## Problem to work on
Show all lines containing "distributing" from the data below.

## Input records

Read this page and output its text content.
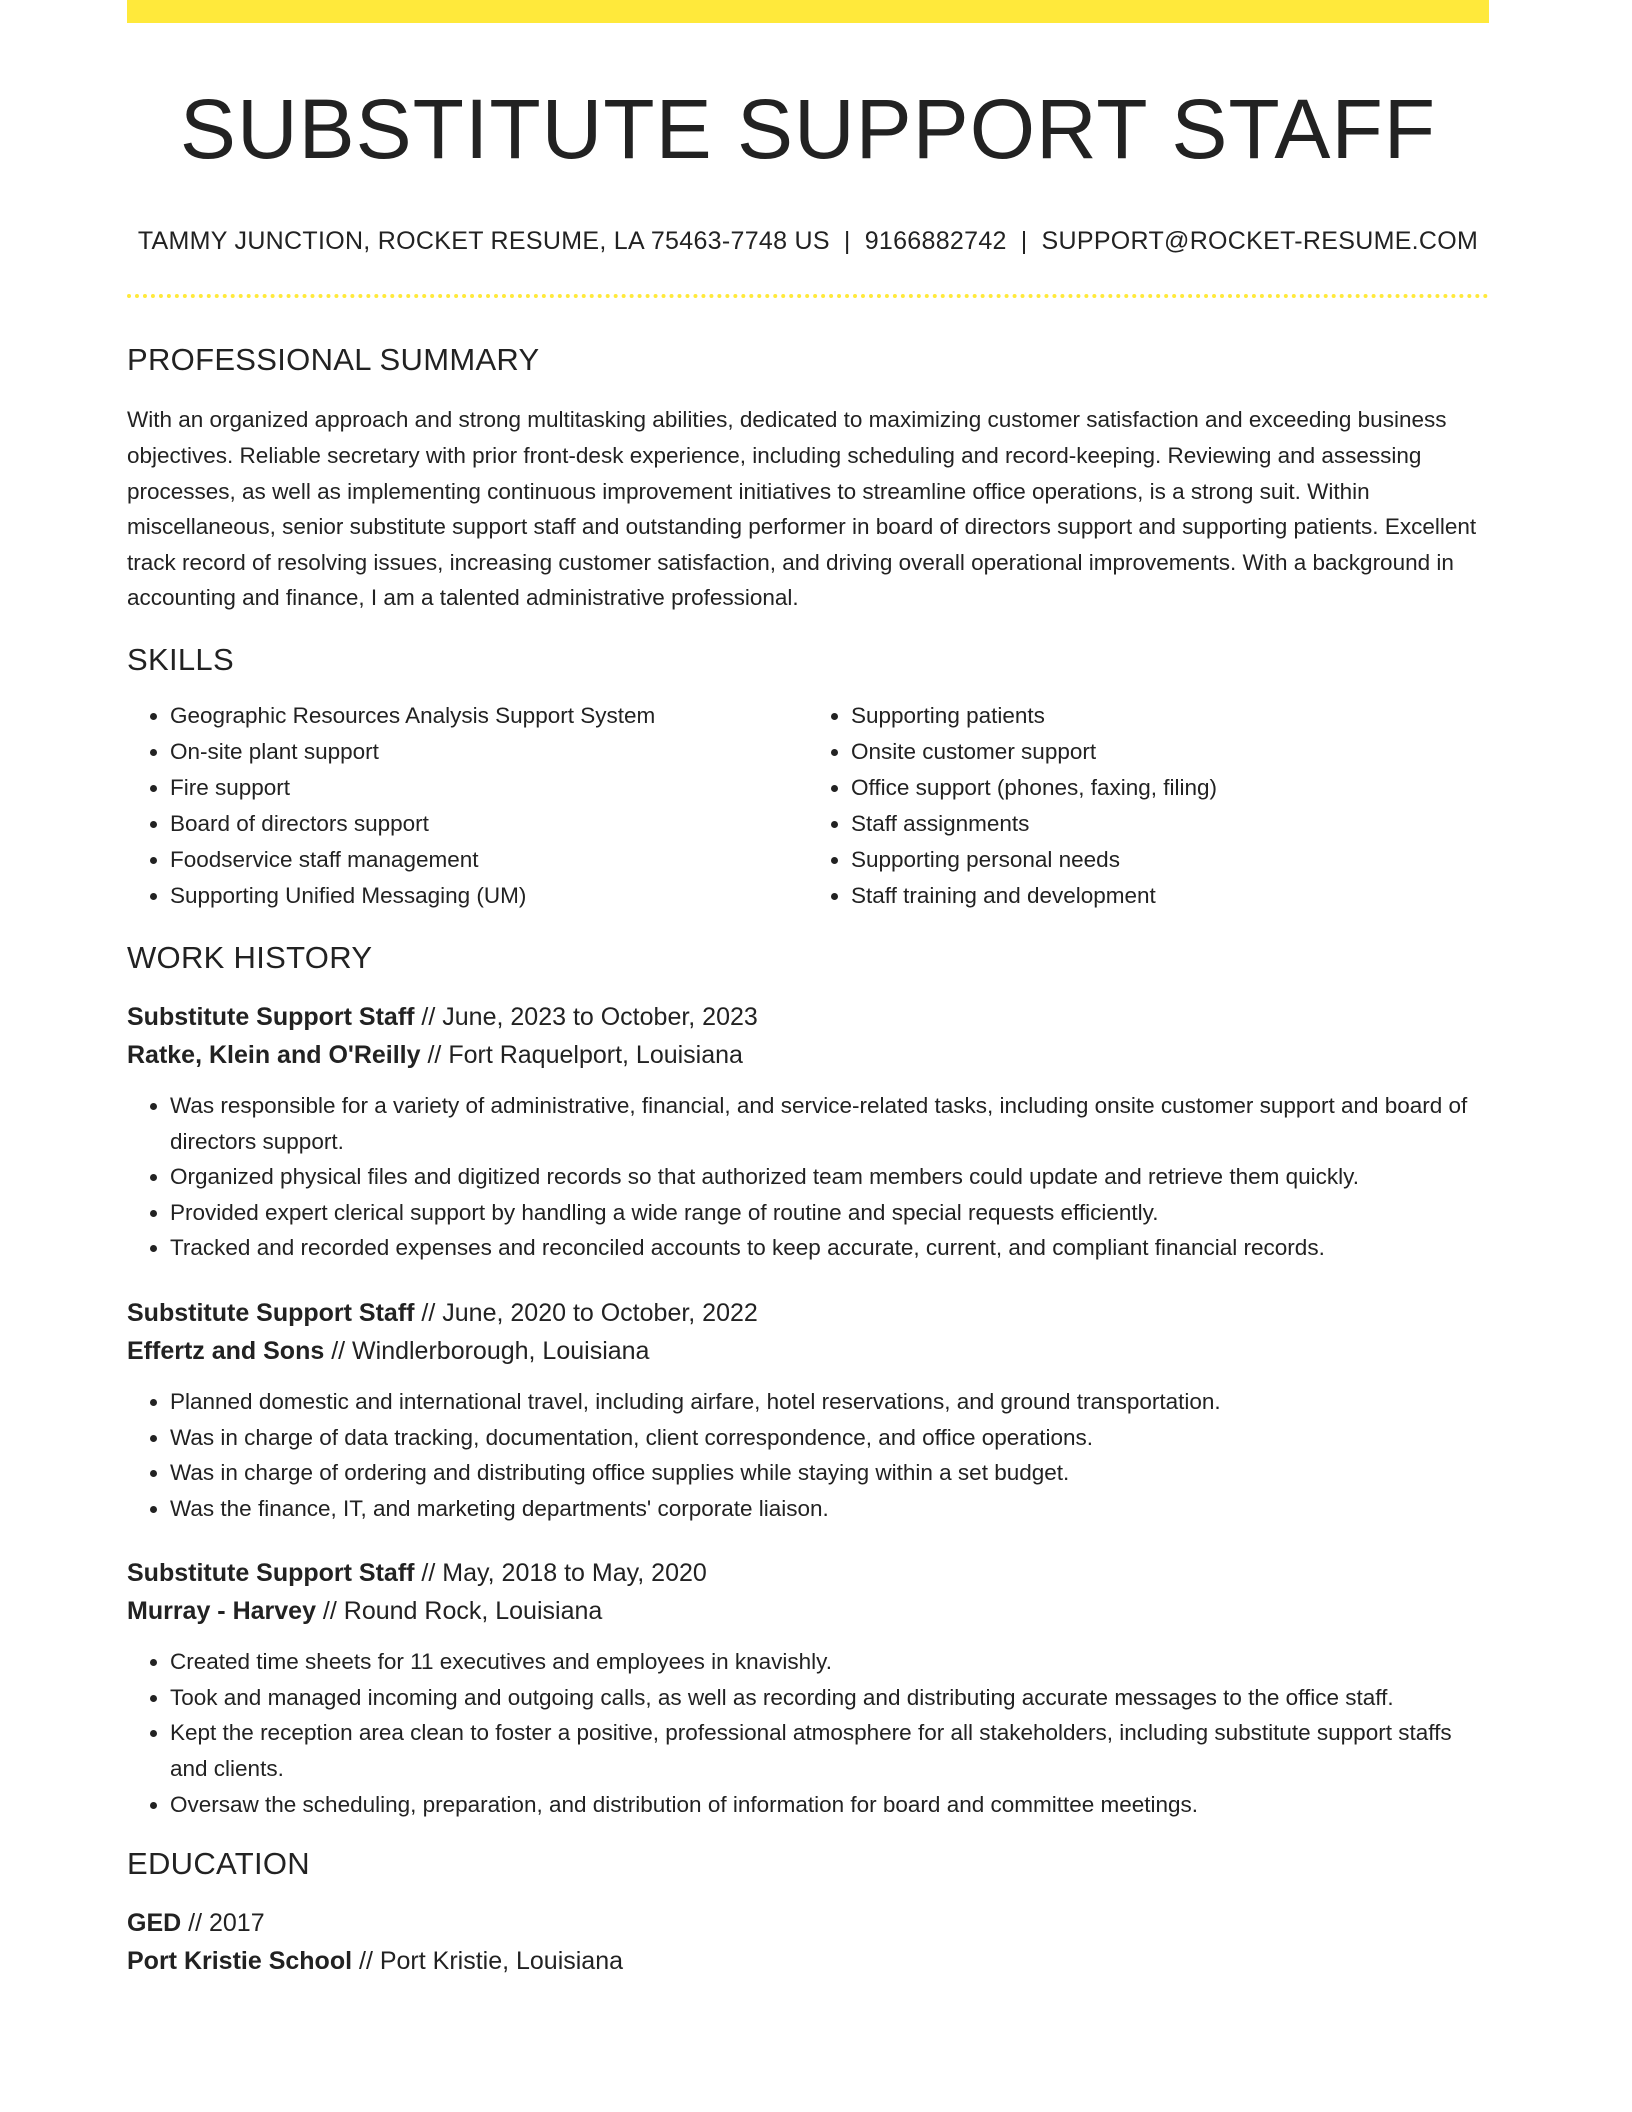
SUBSTITUTE SUPPORT STAFF
TAMMY JUNCTION, ROCKET RESUME, LA 75463-7748 US | 9166882742 | SUPPORT@ROCKET-RESUME.COM
PROFESSIONAL SUMMARY

With an organized approach and strong multitasking abilities, dedicated to maximizing customer satisfaction and exceeding business objectives. Reliable secretary with prior front-desk experience, including scheduling and record-keeping. Reviewing and assessing processes, as well as implementing continuous improvement initiatives to streamline office operations, is a strong suit. Within miscellaneous, senior substitute support staff and outstanding performer in board of directors support and supporting patients. Excellent track record of resolving issues, increasing customer satisfaction, and driving overall operational improvements. With a background in accounting and finance, I am a talented administrative professional.

SKILLS
• Geographic Resources Analysis Support System
• On-site plant support
• Fire support
• Board of directors support
• Foodservice staff management
• Supporting Unified Messaging (UM)
• Supporting patients
• Onsite customer support
• Office support (phones, faxing, filing)
• Staff assignments
• Supporting personal needs
• Staff training and development
WORK HISTORY
Substitute Support Staff // June, 2023 to October, 2023
Ratke, Klein and O'Reilly // Fort Raquelport, Louisiana
• Was responsible for a variety of administrative, financial, and service-related tasks, including onsite customer support and board of directors support.
• Organized physical files and digitized records so that authorized team members could update and retrieve them quickly.
• Provided expert clerical support by handling a wide range of routine and special requests efficiently.
• Tracked and recorded expenses and reconciled accounts to keep accurate, current, and compliant financial records.
Substitute Support Staff // June, 2020 to October, 2022
Effertz and Sons // Windlerborough, Louisiana
• Planned domestic and international travel, including airfare, hotel reservations, and ground transportation.
• Was in charge of data tracking, documentation, client correspondence, and office operations.
• Was in charge of ordering and distributing office supplies while staying within a set budget.
• Was the finance, IT, and marketing departments' corporate liaison.
Substitute Support Staff // May, 2018 to May, 2020
Murray - Harvey // Round Rock, Louisiana
• Created time sheets for 11 executives and employees in knavishly.
• Took and managed incoming and outgoing calls, as well as recording and distributing accurate messages to the office staff.
• Kept the reception area clean to foster a positive, professional atmosphere for all stakeholders, including substitute support staffs and clients.
• Oversaw the scheduling, preparation, and distribution of information for board and committee meetings.
EDUCATION
GED // 2017
Port Kristie School // Port Kristie, Louisiana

## Result of this exercise
• Was in charge of ordering and distributing office supplies while staying within a set budget.
• Took and managed incoming and outgoing calls, as well as recording and distributing accurate messages to the office staff.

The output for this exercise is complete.